Return the material below in full and exactly.

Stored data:
○ ○ ○ ○ ○ ○ ○
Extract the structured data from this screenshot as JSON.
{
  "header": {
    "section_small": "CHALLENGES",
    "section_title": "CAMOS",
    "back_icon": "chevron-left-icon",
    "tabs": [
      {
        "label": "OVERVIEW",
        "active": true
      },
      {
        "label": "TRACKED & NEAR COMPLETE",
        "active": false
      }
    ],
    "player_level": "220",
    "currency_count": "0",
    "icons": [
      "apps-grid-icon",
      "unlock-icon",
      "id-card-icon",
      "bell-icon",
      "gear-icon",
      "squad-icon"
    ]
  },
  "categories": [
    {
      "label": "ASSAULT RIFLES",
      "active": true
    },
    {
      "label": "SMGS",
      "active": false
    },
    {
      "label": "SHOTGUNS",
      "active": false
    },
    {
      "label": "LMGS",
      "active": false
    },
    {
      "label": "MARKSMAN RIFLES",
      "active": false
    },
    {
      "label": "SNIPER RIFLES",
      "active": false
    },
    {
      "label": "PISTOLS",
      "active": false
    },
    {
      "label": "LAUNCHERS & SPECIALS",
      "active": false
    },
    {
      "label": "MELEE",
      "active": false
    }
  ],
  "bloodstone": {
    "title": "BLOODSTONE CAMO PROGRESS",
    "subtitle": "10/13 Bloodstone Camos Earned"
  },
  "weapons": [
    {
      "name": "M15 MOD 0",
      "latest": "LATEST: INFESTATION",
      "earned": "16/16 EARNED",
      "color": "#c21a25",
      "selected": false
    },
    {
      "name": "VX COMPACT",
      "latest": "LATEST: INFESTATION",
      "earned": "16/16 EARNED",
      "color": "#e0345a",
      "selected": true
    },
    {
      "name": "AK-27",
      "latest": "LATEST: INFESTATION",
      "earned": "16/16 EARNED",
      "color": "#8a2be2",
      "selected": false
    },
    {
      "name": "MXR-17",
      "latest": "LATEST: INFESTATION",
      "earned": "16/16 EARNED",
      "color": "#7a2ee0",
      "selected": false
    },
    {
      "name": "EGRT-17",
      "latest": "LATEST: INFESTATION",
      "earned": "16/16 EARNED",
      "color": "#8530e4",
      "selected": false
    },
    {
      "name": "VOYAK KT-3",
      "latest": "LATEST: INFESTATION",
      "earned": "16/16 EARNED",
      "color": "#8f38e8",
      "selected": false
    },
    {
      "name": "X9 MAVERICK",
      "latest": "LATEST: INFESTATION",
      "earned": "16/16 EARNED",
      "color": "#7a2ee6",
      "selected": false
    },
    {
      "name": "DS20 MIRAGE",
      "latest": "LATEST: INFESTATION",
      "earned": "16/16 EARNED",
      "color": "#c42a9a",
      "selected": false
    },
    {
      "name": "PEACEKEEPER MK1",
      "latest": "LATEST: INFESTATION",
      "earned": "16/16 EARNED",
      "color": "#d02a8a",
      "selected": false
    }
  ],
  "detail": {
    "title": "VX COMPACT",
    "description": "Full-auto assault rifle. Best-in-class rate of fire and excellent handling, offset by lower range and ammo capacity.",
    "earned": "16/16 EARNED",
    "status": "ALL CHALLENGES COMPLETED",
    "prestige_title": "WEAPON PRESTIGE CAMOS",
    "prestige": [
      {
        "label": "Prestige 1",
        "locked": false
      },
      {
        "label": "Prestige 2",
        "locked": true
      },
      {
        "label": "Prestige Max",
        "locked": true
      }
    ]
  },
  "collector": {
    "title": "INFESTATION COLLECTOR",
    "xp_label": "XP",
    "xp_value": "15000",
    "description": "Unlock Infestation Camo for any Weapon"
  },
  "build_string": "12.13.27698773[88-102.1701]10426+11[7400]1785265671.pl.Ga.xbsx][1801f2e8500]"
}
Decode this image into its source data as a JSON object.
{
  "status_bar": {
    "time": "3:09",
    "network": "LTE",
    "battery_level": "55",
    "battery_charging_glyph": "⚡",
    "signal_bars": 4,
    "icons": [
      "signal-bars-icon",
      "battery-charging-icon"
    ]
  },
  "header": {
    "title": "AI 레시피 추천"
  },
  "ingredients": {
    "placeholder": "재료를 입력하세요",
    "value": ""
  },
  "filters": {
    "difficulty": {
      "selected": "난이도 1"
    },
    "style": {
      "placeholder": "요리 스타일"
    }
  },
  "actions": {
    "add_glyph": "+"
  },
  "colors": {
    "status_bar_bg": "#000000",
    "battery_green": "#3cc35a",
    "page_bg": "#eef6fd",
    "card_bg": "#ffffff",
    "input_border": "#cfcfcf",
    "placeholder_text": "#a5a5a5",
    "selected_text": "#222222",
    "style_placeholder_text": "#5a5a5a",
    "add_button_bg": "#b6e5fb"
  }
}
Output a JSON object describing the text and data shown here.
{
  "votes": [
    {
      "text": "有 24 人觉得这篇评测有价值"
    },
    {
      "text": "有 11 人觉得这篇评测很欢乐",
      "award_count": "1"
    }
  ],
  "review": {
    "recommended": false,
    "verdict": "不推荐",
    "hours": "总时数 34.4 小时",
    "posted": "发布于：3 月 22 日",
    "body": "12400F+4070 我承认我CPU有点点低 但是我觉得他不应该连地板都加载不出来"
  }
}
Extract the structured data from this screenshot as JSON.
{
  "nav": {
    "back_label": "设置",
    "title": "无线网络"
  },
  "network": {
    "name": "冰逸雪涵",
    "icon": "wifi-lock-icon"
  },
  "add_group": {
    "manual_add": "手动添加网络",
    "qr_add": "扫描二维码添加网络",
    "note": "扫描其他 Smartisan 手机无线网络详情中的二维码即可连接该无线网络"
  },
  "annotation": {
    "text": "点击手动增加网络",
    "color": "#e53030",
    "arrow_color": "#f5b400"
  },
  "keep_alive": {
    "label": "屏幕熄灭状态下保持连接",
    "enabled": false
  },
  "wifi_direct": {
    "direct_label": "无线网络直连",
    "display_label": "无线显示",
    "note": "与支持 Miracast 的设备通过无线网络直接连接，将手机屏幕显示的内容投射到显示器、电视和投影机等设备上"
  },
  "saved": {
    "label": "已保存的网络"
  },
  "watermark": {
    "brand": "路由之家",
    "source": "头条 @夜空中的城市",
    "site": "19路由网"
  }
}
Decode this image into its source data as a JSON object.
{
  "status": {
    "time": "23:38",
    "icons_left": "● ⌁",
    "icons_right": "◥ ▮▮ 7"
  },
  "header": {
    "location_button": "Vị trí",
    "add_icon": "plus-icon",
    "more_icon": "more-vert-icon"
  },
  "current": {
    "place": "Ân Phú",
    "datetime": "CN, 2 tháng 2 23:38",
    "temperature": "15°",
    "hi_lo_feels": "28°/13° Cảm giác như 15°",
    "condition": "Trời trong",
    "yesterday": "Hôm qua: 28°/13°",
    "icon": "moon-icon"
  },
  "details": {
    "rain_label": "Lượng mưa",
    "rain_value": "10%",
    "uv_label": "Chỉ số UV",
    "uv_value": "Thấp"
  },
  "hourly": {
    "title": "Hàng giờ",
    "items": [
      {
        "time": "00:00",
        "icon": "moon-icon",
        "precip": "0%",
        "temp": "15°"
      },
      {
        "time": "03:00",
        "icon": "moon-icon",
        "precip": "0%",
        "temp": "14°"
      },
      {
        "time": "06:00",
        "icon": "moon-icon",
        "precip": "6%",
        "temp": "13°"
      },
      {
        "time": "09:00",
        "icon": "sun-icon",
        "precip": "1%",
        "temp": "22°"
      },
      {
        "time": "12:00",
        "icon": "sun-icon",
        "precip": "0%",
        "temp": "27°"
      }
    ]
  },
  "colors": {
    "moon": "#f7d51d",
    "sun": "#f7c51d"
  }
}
○ ○ ○ ○ ○ ○ ○
▶ Written answer
Extract the structured data from this screenshot as JSON.
{
  "header": {
    "section_small": "CHALLENGES",
    "section_title": "CAMOS",
    "back_icon": "chevron-left-icon",
    "tabs": [
      {
        "label": "OVERVIEW",
        "active": true
      },
      {
        "label": "TRACKED & NEAR COMPLETE",
        "active": false
      }
    ],
    "player_level": "220",
    "currency_count": "0",
    "icons": [
      "apps-grid-icon",
      "unlock-icon",
      "id-card-icon",
      "bell-icon",
      "gear-icon",
      "squad-icon"
    ]
  },
  "categories": [
    {
      "label": "ASSAULT RIFLES",
      "active": true
    },
    {
      "label": "SMGS",
      "active": false
    },
    {
      "label": "SHOTGUNS",
      "active": false
    },
    {
      "label": "LMGS",
      "active": false
    },
    {
      "label": "MARKSMAN RIFLES",
      "active": false
    },
    {
      "label": "SNIPER RIFLES",
      "active": false
    },
    {
      "label": "PISTOLS",
      "active": false
    },
    {
      "label": "LAUNCHERS & SPECIALS",
      "active": false
    },
    {
      "label": "MELEE",
      "active": false
    }
  ],
  "bloodstone": {
    "title": "BLOODSTONE CAMO PROGRESS",
    "subtitle": "10/13 Bloodstone Camos Earned"
  },
  "weapons": [
    {
      "name": "M15 MOD 0",
      "latest": "LATEST: INFESTATION",
      "earned": "16/16 EARNED",
      "color": "#c21a25",
      "selected": false
    },
    {
      "name": "VX COMPACT",
      "latest": "LATEST: INFESTATION",
      "earned": "16/16 EARNED",
      "color": "#e0345a",
      "selected": true
    },
    {
      "name": "AK-27",
      "latest": "LATEST: INFESTATION",
      "earned": "16/16 EARNED",
      "color": "#8a2be2",
      "selected": false
    },
    {
      "name": "MXR-17",
      "latest": "LATEST: INFESTATION",
      "earned": "16/16 EARNED",
      "color": "#7a2ee0",
      "selected": false
    },
    {
      "name": "EGRT-17",
      "latest": "LATEST: INFESTATION",
      "earned": "16/16 EARNED",
      "color": "#8530e4",
      "selected": false
    },
    {
      "name": "VOYAK KT-3",
      "latest": "LATEST: INFESTATION",
      "earned": "16/16 EARNED",
      "color": "#8f38e8",
      "selected": false
    },
    {
      "name": "X9 MAVERICK",
      "latest": "LATEST: INFESTATION",
      "earned": "16/16 EARNED",
      "color": "#7a2ee6",
      "selected": false
    },
    {
      "name": "DS20 MIRAGE",
      "latest": "LATEST: INFESTATION",
      "earned": "16/16 EARNED",
      "color": "#c42a9a",
      "selected": false
    },
    {
      "name": "PEACEKEEPER MK1",
      "latest": "LATEST: INFESTATION",
      "earned": "16/16 EARNED",
      "color": "#d02a8a",
      "selected": false
    }
  ],
  "detail": {
    "title": "VX COMPACT",
    "description": "Full-auto assault rifle. Best-in-class rate of fire and excellent handling, offset by lower range and ammo capacity.",
    "earned": "16/16 EARNED",
    "status": "ALL CHALLENGES COMPLETED",
    "prestige_title": "WEAPON PRESTIGE CAMOS",
    "prestige": [
      {
        "label": "Prestige 1",
        "locked": false
      },
      {
        "label": "Prestige 2",
        "locked": true
      },
      {
        "label": "Prestige Max",
        "locked": true
      }
    ]
  },
  "collector": {
    "title": "INFESTATION COLLECTOR",
    "xp_label": "XP",
    "xp_value": "15000",
    "description": "Unlock Infestation Camo for any Weapon"
  },
  "build_string": "12.13.27698773[88-102.1701]10426+11[7400]1785265671.pl.Ga.xbsx][1801f2e8500]"
}
Decode this image into its source data as a JSON object.
{
  "status_bar": {
    "time": "3:09",
    "network": "LTE",
    "battery_level": "55",
    "battery_charging_glyph": "⚡",
    "signal_bars": 4,
    "icons": [
      "signal-bars-icon",
      "battery-charging-icon"
    ]
  },
  "header": {
    "title": "AI 레시피 추천"
  },
  "ingredients": {
    "placeholder": "재료를 입력하세요",
    "value": ""
  },
  "filters": {
    "difficulty": {
      "selected": "난이도 1"
    },
    "style": {
      "placeholder": "요리 스타일"
    }
  },
  "actions": {
    "add_glyph": "+"
  },
  "colors": {
    "status_bar_bg": "#000000",
    "battery_green": "#3cc35a",
    "page_bg": "#eef6fd",
    "card_bg": "#ffffff",
    "input_border": "#cfcfcf",
    "placeholder_text": "#a5a5a5",
    "selected_text": "#222222",
    "style_placeholder_text": "#5a5a5a",
    "add_button_bg": "#b6e5fb"
  }
}
Output a JSON object describing the text and data shown here.
{
  "votes": [
    {
      "text": "有 24 人觉得这篇评测有价值"
    },
    {
      "text": "有 11 人觉得这篇评测很欢乐",
      "award_count": "1"
    }
  ],
  "review": {
    "recommended": false,
    "verdict": "不推荐",
    "hours": "总时数 34.4 小时",
    "posted": "发布于：3 月 22 日",
    "body": "12400F+4070 我承认我CPU有点点低 但是我觉得他不应该连地板都加载不出来"
  }
}
Extract the structured data from this screenshot as JSON.
{
  "nav": {
    "back_label": "设置",
    "title": "无线网络"
  },
  "network": {
    "name": "冰逸雪涵",
    "icon": "wifi-lock-icon"
  },
  "add_group": {
    "manual_add": "手动添加网络",
    "qr_add": "扫描二维码添加网络",
    "note": "扫描其他 Smartisan 手机无线网络详情中的二维码即可连接该无线网络"
  },
  "annotation": {
    "text": "点击手动增加网络",
    "color": "#e53030",
    "arrow_color": "#f5b400"
  },
  "keep_alive": {
    "label": "屏幕熄灭状态下保持连接",
    "enabled": false
  },
  "wifi_direct": {
    "direct_label": "无线网络直连",
    "display_label": "无线显示",
    "note": "与支持 Miracast 的设备通过无线网络直接连接，将手机屏幕显示的内容投射到显示器、电视和投影机等设备上"
  },
  "saved": {
    "label": "已保存的网络"
  },
  "watermark": {
    "brand": "路由之家",
    "source": "头条 @夜空中的城市",
    "site": "19路由网"
  }
}
Decode this image into its source data as a JSON object.
{
  "status": {
    "time": "23:38",
    "icons_left": "● ⌁",
    "icons_right": "◥ ▮▮ 7"
  },
  "header": {
    "location_button": "Vị trí",
    "add_icon": "plus-icon",
    "more_icon": "more-vert-icon"
  },
  "current": {
    "place": "Ân Phú",
    "datetime": "CN, 2 tháng 2 23:38",
    "temperature": "15°",
    "hi_lo_feels": "28°/13° Cảm giác như 15°",
    "condition": "Trời trong",
    "yesterday": "Hôm qua: 28°/13°",
    "icon": "moon-icon"
  },
  "details": {
    "rain_label": "Lượng mưa",
    "rain_value": "10%",
    "uv_label": "Chỉ số UV",
    "uv_value": "Thấp"
  },
  "hourly": {
    "title": "Hàng giờ",
    "items": [
      {
        "time": "00:00",
        "icon": "moon-icon",
        "precip": "0%",
        "temp": "15°"
      },
      {
        "time": "03:00",
        "icon": "moon-icon",
        "precip": "0%",
        "temp": "14°"
      },
      {
        "time": "06:00",
        "icon": "moon-icon",
        "precip": "6%",
        "temp": "13°"
      },
      {
        "time": "09:00",
        "icon": "sun-icon",
        "precip": "1%",
        "temp": "22°"
      },
      {
        "time": "12:00",
        "icon": "sun-icon",
        "precip": "0%",
        "temp": "27°"
      }
    ]
  },
  "colors": {
    "moon": "#f7d51d",
    "sun": "#f7c51d"
  }
}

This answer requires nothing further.